Stored items:

▼▼▼

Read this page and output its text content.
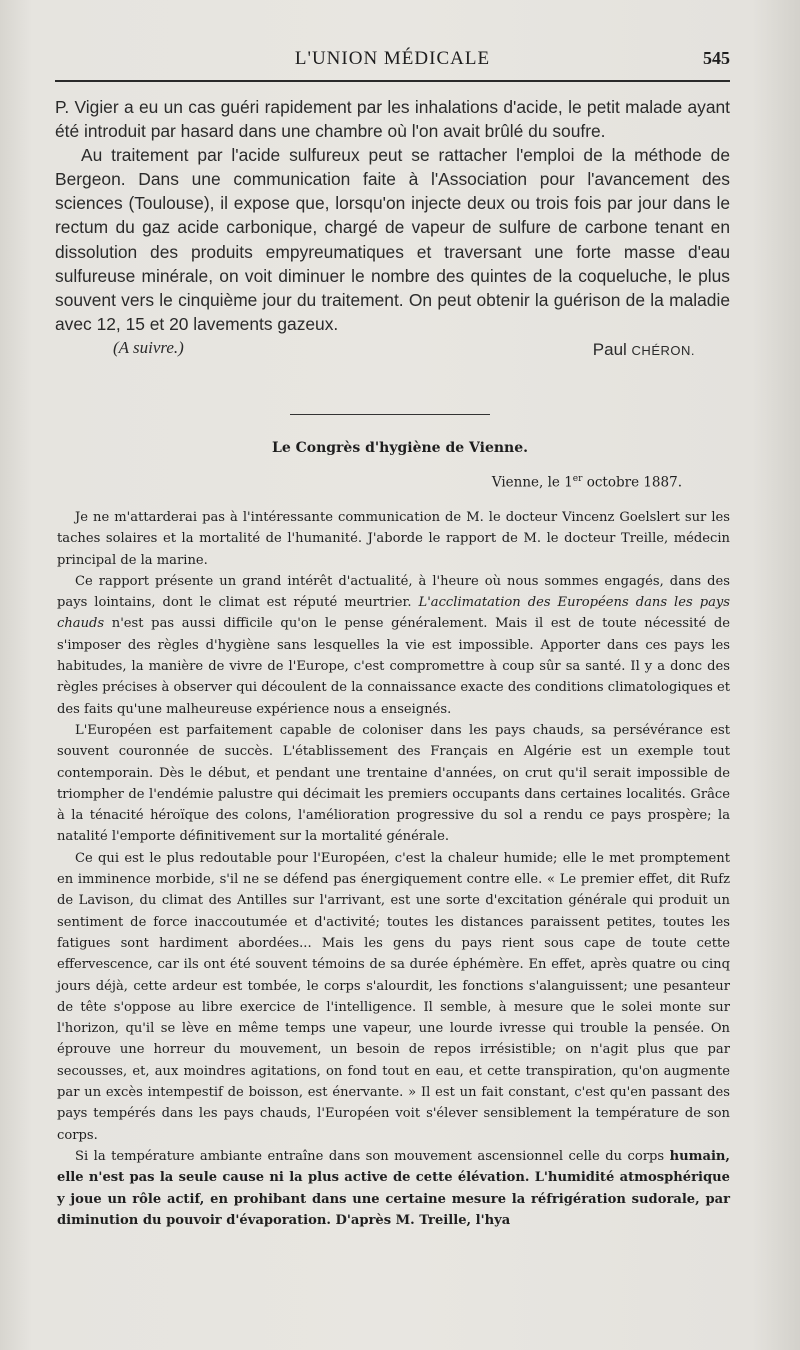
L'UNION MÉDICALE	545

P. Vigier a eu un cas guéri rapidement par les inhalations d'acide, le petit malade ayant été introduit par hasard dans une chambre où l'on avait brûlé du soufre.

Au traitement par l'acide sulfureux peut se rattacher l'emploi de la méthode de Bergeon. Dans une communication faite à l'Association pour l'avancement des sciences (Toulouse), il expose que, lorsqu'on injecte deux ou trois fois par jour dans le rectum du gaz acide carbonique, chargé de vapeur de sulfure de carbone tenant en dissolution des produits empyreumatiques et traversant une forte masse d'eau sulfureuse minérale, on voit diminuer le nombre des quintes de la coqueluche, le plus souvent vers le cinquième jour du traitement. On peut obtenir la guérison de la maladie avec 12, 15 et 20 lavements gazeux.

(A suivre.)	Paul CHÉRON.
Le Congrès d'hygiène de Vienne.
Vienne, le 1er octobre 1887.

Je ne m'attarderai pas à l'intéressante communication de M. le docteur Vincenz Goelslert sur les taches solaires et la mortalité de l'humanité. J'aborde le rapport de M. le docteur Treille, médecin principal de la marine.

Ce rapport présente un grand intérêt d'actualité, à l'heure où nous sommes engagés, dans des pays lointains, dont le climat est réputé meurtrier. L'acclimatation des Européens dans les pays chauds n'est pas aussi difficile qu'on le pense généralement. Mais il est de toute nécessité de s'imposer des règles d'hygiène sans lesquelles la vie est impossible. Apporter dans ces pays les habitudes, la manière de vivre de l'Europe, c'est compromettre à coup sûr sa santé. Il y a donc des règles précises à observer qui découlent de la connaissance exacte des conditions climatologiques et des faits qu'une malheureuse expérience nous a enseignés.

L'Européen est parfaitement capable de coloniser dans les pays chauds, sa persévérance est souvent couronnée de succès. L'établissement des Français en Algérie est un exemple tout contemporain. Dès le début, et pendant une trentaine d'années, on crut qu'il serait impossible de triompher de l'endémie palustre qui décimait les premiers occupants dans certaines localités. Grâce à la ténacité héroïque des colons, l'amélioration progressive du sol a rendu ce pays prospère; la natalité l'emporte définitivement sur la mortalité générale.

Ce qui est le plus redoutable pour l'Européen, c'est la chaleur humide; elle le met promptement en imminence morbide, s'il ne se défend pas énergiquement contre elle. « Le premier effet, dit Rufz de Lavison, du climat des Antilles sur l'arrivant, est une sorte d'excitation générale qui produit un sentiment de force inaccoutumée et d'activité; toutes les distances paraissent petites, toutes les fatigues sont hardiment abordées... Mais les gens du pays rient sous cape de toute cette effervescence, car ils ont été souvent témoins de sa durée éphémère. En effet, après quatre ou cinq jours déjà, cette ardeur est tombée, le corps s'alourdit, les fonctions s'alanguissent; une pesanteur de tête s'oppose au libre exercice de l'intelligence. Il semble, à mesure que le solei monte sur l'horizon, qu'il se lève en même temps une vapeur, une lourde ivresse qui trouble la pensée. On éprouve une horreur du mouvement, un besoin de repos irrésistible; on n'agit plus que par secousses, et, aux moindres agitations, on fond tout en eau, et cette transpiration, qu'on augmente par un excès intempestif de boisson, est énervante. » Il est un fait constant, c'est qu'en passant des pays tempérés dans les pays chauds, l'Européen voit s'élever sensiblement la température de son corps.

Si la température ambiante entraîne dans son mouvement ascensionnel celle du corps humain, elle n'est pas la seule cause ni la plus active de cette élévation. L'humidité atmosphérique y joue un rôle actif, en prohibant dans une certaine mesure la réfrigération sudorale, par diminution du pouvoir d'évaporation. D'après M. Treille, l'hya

▲▲▲

→ **Written exercise**
Leave out the pictures and copy everything else in the records word for word.

→ **Correct output**
Read this page and output its text content.
L'UNION MÉDICALE	545

P. Vigier a eu un cas guéri rapidement par les inhalations d'acide, le petit malade ayant été introduit par hasard dans une chambre où l'on avait brûlé du soufre.

Au traitement par l'acide sulfureux peut se rattacher l'emploi de la méthode de Bergeon. Dans une communication faite à l'Association pour l'avancement des sciences (Toulouse), il expose que, lorsqu'on injecte deux ou trois fois par jour dans le rectum du gaz acide carbonique, chargé de vapeur de sulfure de carbone tenant en dissolution des produits empyreumatiques et traversant une forte masse d'eau sulfureuse minérale, on voit diminuer le nombre des quintes de la coqueluche, le plus souvent vers le cinquième jour du traitement. On peut obtenir la guérison de la maladie avec 12, 15 et 20 lavements gazeux.

(A suivre.)	Paul CHÉRON.
Le Congrès d'hygiène de Vienne.
Vienne, le 1er octobre 1887.

Je ne m'attarderai pas à l'intéressante communication de M. le docteur Vincenz Goelslert sur les taches solaires et la mortalité de l'humanité. J'aborde le rapport de M. le docteur Treille, médecin principal de la marine.

Ce rapport présente un grand intérêt d'actualité, à l'heure où nous sommes engagés, dans des pays lointains, dont le climat est réputé meurtrier. L'acclimatation des Européens dans les pays chauds n'est pas aussi difficile qu'on le pense généralement. Mais il est de toute nécessité de s'imposer des règles d'hygiène sans lesquelles la vie est impossible. Apporter dans ces pays les habitudes, la manière de vivre de l'Europe, c'est compromettre à coup sûr sa santé. Il y a donc des règles précises à observer qui découlent de la connaissance exacte des conditions climatologiques et des faits qu'une malheureuse expérience nous a enseignés.

L'Européen est parfaitement capable de coloniser dans les pays chauds, sa persévérance est souvent couronnée de succès. L'établissement des Français en Algérie est un exemple tout contemporain. Dès le début, et pendant une trentaine d'années, on crut qu'il serait impossible de triompher de l'endémie palustre qui décimait les premiers occupants dans certaines localités. Grâce à la ténacité héroïque des colons, l'amélioration progressive du sol a rendu ce pays prospère; la natalité l'emporte définitivement sur la mortalité générale.

Ce qui est le plus redoutable pour l'Européen, c'est la chaleur humide; elle le met promptement en imminence morbide, s'il ne se défend pas énergiquement contre elle. « Le premier effet, dit Rufz de Lavison, du climat des Antilles sur l'arrivant, est une sorte d'excitation générale qui produit un sentiment de force inaccoutumée et d'activité; toutes les distances paraissent petites, toutes les fatigues sont hardiment abordées... Mais les gens du pays rient sous cape de toute cette effervescence, car ils ont été souvent témoins de sa durée éphémère. En effet, après quatre ou cinq jours déjà, cette ardeur est tombée, le corps s'alourdit, les fonctions s'alanguissent; une pesanteur de tête s'oppose au libre exercice de l'intelligence. Il semble, à mesure que le solei monte sur l'horizon, qu'il se lève en même temps une vapeur, une lourde ivresse qui trouble la pensée. On éprouve une horreur du mouvement, un besoin de repos irrésistible; on n'agit plus que par secousses, et, aux moindres agitations, on fond tout en eau, et cette transpiration, qu'on augmente par un excès intempestif de boisson, est énervante. » Il est un fait constant, c'est qu'en passant des pays tempérés dans les pays chauds, l'Européen voit s'élever sensiblement la température de son corps.

Si la température ambiante entraîne dans son mouvement ascensionnel celle du corps humain, elle n'est pas la seule cause ni la plus active de cette élévation. L'humidité atmosphérique y joue un rôle actif, en prohibant dans une certaine mesure la réfrigération sudorale, par diminution du pouvoir d'évaporation. D'après M. Treille, l'hya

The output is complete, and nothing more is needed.